▶ _Directions_:
Repeat the entire listing exactly as written.

▶ _Excerpted records_:
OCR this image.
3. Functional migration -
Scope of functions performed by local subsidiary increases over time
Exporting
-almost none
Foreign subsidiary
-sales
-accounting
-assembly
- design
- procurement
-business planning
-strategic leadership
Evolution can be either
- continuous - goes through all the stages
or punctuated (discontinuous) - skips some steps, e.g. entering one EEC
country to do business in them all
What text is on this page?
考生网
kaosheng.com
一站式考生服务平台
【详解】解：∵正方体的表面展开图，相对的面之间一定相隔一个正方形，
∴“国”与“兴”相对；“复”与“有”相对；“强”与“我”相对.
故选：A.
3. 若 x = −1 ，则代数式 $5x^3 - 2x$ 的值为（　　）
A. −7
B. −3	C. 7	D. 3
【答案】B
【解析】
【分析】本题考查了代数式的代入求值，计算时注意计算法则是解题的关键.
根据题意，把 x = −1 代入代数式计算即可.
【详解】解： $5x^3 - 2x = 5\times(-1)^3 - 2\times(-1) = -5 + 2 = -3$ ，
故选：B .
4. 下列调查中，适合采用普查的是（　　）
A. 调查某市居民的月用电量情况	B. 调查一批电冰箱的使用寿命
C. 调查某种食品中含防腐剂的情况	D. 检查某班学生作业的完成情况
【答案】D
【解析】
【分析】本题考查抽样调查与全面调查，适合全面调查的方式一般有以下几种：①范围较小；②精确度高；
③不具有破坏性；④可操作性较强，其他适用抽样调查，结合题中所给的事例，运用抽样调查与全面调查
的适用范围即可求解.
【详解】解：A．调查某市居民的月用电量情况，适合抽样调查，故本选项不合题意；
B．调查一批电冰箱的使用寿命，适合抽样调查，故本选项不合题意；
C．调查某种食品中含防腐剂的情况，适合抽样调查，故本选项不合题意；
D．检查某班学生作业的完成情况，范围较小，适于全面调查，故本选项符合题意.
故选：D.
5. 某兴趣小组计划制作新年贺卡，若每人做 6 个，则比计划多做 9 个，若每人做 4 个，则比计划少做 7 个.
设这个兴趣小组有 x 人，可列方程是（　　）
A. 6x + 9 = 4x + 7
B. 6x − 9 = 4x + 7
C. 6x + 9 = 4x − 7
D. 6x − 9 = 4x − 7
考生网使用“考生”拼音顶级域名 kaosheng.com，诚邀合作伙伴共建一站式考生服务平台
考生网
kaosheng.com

▶ _Expected output_:
OCR this image.
3. Functional migration -
Scope of functions performed by local subsidiary increases over time
Exporting
-almost none
Foreign subsidiary
-sales
-accounting
-assembly
- design
- procurement
-business planning
-strategic leadership
Evolution can be either
- continuous - goes through all the stages
or punctuated (discontinuous) - skips some steps, e.g. entering one EEC
country to do business in them all
What text is on this page?
考生网
kaosheng.com
一站式考生服务平台
【详解】解：∵正方体的表面展开图，相对的面之间一定相隔一个正方形，
∴“国”与“兴”相对；“复”与“有”相对；“强”与“我”相对.
故选：A.
3. 若 x = −1 ，则代数式 $5x^3 - 2x$ 的值为（　　）
A. −7
B. −3	C. 7	D. 3
【答案】B
【解析】
【分析】本题考查了代数式的代入求值，计算时注意计算法则是解题的关键.
根据题意，把 x = −1 代入代数式计算即可.
【详解】解： $5x^3 - 2x = 5\times(-1)^3 - 2\times(-1) = -5 + 2 = -3$ ，
故选：B .
4. 下列调查中，适合采用普查的是（　　）
A. 调查某市居民的月用电量情况	B. 调查一批电冰箱的使用寿命
C. 调查某种食品中含防腐剂的情况	D. 检查某班学生作业的完成情况
【答案】D
【解析】
【分析】本题考查抽样调查与全面调查，适合全面调查的方式一般有以下几种：①范围较小；②精确度高；
③不具有破坏性；④可操作性较强，其他适用抽样调查，结合题中所给的事例，运用抽样调查与全面调查
的适用范围即可求解.
【详解】解：A．调查某市居民的月用电量情况，适合抽样调查，故本选项不合题意；
B．调查一批电冰箱的使用寿命，适合抽样调查，故本选项不合题意；
C．调查某种食品中含防腐剂的情况，适合抽样调查，故本选项不合题意；
D．检查某班学生作业的完成情况，范围较小，适于全面调查，故本选项符合题意.
故选：D.
5. 某兴趣小组计划制作新年贺卡，若每人做 6 个，则比计划多做 9 个，若每人做 4 个，则比计划少做 7 个.
设这个兴趣小组有 x 人，可列方程是（　　）
A. 6x + 9 = 4x + 7
B. 6x − 9 = 4x + 7
C. 6x + 9 = 4x − 7
D. 6x − 9 = 4x − 7
考生网使用“考生”拼音顶级域名 kaosheng.com，诚邀合作伙伴共建一站式考生服务平台
考生网
kaosheng.com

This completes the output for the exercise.